- **Problem description**: Check every line of the entries below for the word "Number", and copy the ones that have it.

___ Supplied records ___

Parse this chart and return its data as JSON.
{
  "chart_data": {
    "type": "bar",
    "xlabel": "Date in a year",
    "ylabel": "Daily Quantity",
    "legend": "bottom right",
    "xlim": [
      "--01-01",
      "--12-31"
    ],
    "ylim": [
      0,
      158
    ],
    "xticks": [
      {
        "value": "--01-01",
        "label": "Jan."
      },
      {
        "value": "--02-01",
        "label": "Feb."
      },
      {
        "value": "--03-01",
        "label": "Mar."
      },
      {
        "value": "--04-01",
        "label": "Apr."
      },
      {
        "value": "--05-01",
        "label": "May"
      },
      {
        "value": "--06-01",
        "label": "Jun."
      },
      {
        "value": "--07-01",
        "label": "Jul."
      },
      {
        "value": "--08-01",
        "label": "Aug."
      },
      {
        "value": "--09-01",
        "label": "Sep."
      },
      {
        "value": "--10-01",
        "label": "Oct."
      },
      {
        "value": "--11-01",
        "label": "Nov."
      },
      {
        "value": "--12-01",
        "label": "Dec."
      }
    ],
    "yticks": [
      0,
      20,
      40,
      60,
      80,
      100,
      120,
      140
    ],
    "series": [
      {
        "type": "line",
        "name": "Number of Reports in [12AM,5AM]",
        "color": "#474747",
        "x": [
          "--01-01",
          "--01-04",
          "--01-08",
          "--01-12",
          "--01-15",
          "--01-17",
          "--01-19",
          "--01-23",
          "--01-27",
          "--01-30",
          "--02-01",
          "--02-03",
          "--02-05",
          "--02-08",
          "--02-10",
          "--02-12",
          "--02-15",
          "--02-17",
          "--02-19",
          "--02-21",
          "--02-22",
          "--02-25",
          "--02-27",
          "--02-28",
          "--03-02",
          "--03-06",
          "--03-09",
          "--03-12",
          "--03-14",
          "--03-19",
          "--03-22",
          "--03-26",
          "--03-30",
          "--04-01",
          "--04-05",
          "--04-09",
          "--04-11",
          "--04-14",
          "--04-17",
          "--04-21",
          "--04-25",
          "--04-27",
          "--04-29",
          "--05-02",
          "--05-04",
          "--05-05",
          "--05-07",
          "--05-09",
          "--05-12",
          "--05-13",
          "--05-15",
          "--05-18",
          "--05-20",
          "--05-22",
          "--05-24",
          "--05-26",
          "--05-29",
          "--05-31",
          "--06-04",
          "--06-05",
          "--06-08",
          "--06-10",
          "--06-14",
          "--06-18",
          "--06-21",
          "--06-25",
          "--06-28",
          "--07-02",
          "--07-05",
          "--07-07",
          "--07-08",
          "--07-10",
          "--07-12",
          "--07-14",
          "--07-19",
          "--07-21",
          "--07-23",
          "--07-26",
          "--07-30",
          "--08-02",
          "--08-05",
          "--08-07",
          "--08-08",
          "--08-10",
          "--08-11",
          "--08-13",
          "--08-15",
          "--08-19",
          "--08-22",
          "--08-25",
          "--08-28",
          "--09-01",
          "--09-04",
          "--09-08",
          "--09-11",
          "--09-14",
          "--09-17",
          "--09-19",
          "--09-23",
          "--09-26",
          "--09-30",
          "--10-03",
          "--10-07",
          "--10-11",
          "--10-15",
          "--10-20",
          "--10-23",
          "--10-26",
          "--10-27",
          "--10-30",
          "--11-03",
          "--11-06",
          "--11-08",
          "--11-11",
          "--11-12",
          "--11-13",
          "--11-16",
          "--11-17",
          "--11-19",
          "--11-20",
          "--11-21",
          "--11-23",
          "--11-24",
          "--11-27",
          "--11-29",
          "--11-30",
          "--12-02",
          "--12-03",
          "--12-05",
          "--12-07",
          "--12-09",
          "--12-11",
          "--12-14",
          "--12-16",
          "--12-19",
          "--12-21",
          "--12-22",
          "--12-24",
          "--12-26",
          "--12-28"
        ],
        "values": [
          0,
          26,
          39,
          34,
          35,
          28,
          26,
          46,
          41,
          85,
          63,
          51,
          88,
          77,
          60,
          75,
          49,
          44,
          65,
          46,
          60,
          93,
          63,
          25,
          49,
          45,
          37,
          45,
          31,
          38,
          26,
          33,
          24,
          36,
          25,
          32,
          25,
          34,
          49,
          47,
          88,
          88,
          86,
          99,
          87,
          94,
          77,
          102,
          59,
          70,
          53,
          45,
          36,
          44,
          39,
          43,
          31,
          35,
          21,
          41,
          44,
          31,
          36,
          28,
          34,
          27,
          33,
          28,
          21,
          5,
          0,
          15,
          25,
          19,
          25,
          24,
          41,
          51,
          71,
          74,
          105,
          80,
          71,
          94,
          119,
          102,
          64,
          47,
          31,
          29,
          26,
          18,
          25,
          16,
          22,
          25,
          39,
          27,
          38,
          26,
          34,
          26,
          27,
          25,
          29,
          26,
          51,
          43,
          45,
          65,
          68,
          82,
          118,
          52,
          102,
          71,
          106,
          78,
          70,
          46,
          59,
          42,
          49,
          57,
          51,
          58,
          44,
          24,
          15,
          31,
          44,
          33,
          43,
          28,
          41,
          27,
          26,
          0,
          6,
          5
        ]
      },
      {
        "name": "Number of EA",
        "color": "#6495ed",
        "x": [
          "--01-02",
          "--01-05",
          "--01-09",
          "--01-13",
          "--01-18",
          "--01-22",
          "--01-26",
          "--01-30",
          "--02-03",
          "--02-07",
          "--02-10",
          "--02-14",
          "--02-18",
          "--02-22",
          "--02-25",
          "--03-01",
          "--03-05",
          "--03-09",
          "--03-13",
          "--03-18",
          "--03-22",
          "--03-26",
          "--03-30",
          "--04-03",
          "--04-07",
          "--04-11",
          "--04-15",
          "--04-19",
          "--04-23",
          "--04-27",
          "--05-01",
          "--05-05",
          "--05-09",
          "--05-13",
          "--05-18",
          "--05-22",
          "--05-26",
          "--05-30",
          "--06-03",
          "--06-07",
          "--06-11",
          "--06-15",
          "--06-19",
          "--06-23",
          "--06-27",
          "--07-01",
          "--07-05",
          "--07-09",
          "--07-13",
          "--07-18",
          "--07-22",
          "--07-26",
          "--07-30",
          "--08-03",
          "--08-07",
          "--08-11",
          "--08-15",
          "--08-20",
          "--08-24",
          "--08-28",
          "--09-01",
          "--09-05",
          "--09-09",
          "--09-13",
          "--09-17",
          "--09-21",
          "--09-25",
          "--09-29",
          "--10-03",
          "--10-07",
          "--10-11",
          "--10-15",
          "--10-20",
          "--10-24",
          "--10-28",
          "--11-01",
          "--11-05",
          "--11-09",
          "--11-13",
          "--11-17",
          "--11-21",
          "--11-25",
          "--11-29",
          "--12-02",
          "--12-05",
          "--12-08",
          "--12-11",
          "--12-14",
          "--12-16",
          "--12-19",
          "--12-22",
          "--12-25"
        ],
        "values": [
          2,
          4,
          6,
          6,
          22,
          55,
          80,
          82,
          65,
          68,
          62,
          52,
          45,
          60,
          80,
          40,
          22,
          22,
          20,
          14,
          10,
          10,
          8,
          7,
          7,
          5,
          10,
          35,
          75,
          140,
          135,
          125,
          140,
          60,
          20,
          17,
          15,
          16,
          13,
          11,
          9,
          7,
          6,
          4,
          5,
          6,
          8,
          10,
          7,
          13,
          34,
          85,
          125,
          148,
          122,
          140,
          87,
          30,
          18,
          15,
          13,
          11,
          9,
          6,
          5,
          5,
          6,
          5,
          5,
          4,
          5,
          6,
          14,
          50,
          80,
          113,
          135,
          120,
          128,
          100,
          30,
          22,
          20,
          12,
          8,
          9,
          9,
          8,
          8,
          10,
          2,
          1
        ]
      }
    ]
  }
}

___

- **Finished answer**:
        "name": "Number of Reports in [12AM,5AM]",
        "name": "Number of EA",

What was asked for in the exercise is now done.